### To be done
The exercise asks you to copy every line below in which "Полезно" appears.

### Supplied data
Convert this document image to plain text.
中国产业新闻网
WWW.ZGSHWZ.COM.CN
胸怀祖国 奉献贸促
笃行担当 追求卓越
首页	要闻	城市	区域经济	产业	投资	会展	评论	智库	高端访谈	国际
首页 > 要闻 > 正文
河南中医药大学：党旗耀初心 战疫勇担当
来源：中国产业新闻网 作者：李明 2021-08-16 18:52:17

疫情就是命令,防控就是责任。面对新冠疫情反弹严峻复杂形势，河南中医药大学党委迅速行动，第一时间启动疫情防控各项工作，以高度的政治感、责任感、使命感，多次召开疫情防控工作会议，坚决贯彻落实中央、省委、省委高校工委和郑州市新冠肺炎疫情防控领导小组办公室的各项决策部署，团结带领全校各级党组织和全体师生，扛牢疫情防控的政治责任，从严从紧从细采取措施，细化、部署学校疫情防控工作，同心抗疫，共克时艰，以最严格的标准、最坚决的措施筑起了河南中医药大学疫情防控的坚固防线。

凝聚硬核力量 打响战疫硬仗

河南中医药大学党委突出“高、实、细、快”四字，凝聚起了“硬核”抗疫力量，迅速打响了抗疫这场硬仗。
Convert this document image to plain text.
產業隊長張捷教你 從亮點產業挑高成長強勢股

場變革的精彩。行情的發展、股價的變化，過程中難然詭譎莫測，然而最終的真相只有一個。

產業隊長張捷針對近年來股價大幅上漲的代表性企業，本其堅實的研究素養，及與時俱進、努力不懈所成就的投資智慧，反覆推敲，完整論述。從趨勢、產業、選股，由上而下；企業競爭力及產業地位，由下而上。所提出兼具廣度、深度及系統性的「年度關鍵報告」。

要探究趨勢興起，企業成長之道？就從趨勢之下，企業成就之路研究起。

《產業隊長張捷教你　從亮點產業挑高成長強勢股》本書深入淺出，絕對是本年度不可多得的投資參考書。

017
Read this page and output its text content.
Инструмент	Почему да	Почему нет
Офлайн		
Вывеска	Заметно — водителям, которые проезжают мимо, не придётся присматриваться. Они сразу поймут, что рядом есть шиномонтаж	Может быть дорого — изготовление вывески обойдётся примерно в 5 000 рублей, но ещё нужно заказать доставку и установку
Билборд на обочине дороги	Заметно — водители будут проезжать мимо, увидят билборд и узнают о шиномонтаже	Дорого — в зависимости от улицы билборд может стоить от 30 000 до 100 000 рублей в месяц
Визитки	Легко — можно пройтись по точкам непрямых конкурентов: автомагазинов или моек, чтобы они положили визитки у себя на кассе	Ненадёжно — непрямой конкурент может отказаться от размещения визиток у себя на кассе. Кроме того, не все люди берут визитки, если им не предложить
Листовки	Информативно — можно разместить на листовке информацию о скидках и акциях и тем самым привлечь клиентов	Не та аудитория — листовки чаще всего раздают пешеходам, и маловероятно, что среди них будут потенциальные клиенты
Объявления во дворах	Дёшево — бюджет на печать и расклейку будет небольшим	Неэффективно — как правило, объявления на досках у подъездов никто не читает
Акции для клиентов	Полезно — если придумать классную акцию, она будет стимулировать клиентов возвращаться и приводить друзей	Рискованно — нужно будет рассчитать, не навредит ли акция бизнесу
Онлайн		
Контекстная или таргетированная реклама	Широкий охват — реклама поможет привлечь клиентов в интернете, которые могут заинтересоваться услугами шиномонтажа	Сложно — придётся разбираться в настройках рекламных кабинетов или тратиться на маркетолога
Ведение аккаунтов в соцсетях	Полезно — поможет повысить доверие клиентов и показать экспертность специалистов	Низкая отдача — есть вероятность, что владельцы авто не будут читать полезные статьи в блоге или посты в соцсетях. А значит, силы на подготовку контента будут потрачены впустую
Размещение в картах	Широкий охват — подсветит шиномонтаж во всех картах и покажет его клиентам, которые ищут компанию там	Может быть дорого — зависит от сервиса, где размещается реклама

### Response for this exercise
Акции для клиентов	Полезно — если придумать классную акцию, она будет стимулировать клиентов возвращаться и приводить друзей	Рискованно — нужно будет рассчитать, не навредит ли акция бизнесу
Ведение аккаунтов в соцсетях	Полезно — поможет повысить доверие клиентов и показать экспертность специалистов	Низкая отдача — есть вероятность, что владельцы авто не будут читать полезные статьи в блоге или посты в соцсетях. А значит, силы на подготовку контента будут потрачены впустую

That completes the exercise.